__Task instructions__
Scan the entries below and count the lines holding the string "root". Supply only the number.

__Stored records__
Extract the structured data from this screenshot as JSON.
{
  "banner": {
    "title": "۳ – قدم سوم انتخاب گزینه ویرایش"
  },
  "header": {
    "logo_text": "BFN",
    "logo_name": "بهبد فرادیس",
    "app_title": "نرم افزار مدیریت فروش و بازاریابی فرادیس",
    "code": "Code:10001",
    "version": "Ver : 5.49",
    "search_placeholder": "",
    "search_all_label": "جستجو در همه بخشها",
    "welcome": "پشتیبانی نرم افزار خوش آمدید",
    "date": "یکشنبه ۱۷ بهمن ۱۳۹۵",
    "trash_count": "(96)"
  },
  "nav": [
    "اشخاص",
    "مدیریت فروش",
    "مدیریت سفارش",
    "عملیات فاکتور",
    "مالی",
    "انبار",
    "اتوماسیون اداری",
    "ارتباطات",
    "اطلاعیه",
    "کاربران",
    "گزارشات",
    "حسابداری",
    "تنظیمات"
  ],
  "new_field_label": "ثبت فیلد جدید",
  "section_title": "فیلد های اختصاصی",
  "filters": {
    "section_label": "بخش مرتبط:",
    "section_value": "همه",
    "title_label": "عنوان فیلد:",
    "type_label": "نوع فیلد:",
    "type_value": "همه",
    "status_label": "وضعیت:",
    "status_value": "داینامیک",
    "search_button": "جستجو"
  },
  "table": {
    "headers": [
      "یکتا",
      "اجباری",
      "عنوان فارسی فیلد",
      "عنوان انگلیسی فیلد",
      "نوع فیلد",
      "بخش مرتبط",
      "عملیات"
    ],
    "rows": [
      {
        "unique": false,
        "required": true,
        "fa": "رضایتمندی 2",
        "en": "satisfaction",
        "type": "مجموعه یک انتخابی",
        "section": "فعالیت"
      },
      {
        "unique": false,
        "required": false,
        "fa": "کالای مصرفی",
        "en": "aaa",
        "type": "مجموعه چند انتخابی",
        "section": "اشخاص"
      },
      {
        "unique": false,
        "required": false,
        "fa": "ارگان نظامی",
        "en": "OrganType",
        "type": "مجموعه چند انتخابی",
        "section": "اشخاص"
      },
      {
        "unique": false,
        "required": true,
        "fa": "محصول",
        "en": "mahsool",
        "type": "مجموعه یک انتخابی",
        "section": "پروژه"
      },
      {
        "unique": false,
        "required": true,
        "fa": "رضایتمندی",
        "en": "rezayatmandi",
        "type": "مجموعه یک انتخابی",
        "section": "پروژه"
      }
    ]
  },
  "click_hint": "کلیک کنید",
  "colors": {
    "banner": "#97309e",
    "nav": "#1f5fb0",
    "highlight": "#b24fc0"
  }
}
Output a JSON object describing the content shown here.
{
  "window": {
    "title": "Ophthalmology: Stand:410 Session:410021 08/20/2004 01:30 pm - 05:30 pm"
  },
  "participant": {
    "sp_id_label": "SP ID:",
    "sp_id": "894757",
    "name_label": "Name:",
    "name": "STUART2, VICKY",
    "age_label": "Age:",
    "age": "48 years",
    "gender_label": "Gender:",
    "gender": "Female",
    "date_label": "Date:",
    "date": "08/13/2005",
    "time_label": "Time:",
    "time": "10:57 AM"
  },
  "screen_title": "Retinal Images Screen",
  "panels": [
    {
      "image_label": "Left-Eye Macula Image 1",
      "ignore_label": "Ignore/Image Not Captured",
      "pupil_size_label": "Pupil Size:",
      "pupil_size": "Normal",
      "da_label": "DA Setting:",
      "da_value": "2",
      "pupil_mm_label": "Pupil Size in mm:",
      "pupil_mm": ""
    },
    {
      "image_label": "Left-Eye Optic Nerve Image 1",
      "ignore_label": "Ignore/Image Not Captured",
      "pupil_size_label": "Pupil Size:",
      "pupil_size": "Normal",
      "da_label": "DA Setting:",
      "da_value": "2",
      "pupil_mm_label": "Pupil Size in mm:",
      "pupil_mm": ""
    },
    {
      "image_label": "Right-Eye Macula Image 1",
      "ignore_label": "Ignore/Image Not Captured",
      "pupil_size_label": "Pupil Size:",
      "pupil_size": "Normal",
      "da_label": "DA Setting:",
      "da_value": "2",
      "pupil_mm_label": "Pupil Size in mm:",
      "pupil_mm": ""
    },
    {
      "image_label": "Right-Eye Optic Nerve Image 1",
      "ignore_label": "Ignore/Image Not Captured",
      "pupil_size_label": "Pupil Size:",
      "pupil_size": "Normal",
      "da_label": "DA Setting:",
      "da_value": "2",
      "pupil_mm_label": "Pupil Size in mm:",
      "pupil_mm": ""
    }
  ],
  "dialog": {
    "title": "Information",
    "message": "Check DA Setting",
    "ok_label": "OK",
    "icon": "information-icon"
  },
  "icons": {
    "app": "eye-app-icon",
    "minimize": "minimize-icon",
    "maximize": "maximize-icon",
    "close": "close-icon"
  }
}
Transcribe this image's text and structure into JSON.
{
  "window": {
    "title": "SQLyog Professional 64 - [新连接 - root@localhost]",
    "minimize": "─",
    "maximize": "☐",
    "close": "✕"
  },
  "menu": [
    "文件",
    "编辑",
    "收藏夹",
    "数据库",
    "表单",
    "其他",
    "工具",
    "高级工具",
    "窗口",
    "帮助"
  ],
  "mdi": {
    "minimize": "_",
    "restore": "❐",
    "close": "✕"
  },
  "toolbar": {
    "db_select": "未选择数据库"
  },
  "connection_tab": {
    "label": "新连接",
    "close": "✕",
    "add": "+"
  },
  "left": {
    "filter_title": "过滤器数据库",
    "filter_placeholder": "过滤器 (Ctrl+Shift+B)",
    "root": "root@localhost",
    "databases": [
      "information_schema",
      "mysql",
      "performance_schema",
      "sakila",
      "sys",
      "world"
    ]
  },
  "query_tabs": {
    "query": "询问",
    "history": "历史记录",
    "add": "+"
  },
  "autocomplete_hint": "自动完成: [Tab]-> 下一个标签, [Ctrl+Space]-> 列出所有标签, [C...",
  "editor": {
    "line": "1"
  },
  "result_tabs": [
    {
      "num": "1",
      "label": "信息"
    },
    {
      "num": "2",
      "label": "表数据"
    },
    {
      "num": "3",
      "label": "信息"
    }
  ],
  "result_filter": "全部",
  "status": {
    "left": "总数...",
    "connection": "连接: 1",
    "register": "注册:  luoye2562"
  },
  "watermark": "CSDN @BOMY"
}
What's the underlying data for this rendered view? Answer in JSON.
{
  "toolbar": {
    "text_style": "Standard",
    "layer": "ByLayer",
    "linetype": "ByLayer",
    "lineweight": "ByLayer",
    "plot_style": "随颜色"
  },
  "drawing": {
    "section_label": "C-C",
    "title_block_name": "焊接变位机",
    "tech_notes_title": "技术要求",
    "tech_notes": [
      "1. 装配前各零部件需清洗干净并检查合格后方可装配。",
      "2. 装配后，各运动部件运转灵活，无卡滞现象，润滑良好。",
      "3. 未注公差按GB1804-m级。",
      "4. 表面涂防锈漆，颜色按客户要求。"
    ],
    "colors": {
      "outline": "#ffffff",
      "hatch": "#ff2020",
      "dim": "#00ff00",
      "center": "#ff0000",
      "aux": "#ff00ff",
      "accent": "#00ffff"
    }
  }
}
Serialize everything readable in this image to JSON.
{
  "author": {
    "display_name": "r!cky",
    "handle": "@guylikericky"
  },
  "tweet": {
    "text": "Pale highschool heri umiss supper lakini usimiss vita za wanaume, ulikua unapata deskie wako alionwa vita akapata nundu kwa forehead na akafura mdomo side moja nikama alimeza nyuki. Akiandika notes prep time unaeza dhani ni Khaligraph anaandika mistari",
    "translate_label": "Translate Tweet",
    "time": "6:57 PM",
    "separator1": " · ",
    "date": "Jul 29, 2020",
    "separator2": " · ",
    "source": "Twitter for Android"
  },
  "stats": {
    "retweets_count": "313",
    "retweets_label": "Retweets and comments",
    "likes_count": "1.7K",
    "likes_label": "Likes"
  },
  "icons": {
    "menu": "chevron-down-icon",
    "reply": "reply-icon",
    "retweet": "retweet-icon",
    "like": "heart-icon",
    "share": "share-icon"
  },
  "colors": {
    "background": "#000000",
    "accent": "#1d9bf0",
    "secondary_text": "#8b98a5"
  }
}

__Correct response__
2